• No results found

Diverse beweidingssystemen

In document Innovaties in beweidingssystemen (pagina 33-37)

4 Aanpassingen en innovaties bij beweidingssystemen

4.6 Diverse beweidingssystemen

4.6.1 Combinatie van beweidingssystemen

Veel veehouders beweiden niet volgens één vast systeem, maar maken gebruik van meer

beweidingssystemen afhankelijk van het seizoen en de omstandigheden. Er zijn diverse varianten mogelijk.

In het voorjaar wordt bijvoorbeeld gewerkt met het systeem van standweiden en in de zomer met het systeem van omweiden, omdat de grasgroei dan minder is en de eerder gemaaide percelen nu ook voor beweiding in aanmerking komen. In het naseizoen loopt de grasgroei verder terug en is er meer kans op vertrapping. De voorkeur kan dan weer uitgaan naar meer extensief standweiden met een lage veebezetting per ha of naar ruim omweiden, waarbij een aantal percelen bij elkaar wordt getrokken. Een andere manier van beweiden voor het najaar is juist een korte en snelle roulatie. Dit kan bijvoorbeeld met het eendaags-omweiden (paddock grazing) met een (zeer) beperkte

beweidingsduur van een aantal uren. Dit laatste is ook bij stripgrazen mogelijk. Omdat bij rantsoenbeweiding het vee weer opnieuw op het afgegraasde gedeelte komt, kan hier op de

afgegraasde stoppel meer vertrapping optreden en lijkt dit voor najaarsbeweiding minder geschikt. De mate van bijvoeding op stal, c.q. de gewenste grasopname beïnvloedt de keuze. Wordt veel

bijgevoerd en is de beweiding vooral bedoeld om het vee nog beweging te geven, dan is een beperkt aantal uren standweiden aantrekkelijk. Voor het nog realiseren van een vrij hoge grasopname lijkt een systeem van intensief omweiden beter. In het buitenland wordt in het najaar het vee bij het systeem van paddock grazing vaak maar een halve dag per perceel beweid.

+++

### Opdrachten
1. Neem uit de brontekst letterlijk over van "Veel veehouders beweiden" tot en met "diverse varianten mogelijk.".
2. Hoe lang wordt het vee in het buitenland in het najaar bij paddock grazing volgens de brontekst vaak per perceel beweid?
3. Leg in één tot drie zinnen uit waarom rantsoenbeweiding volgens de brontekst minder geschikt lijkt voor najaarsbeweiding.

### Gegevensdeel
+++

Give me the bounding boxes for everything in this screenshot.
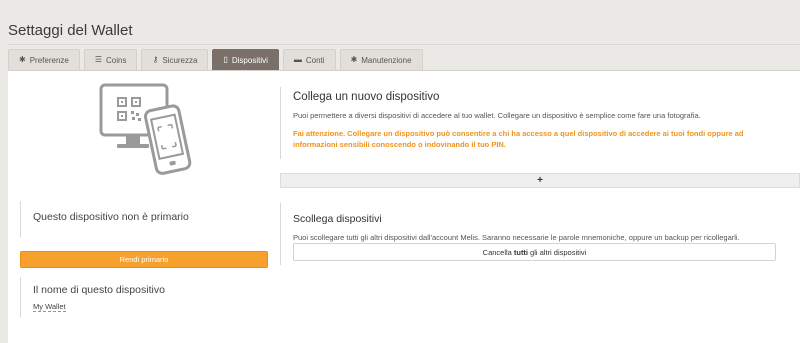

+++

### Uitwerking per opdracht
1.
Veel veehouders beweiden niet volgens één vast systeem, maar maken gebruik van meer

beweidingssystemen afhankelijk van het seizoen en de omstandigheden. Er zijn diverse varianten mogelijk.

2. Vaak maar een halve dag per perceel.

3. Bij rantsoenbeweiding komt het vee weer opnieuw op het afgegraasde gedeelte. Daardoor kan op de afgegraasde stoppel meer vertrapping optreden.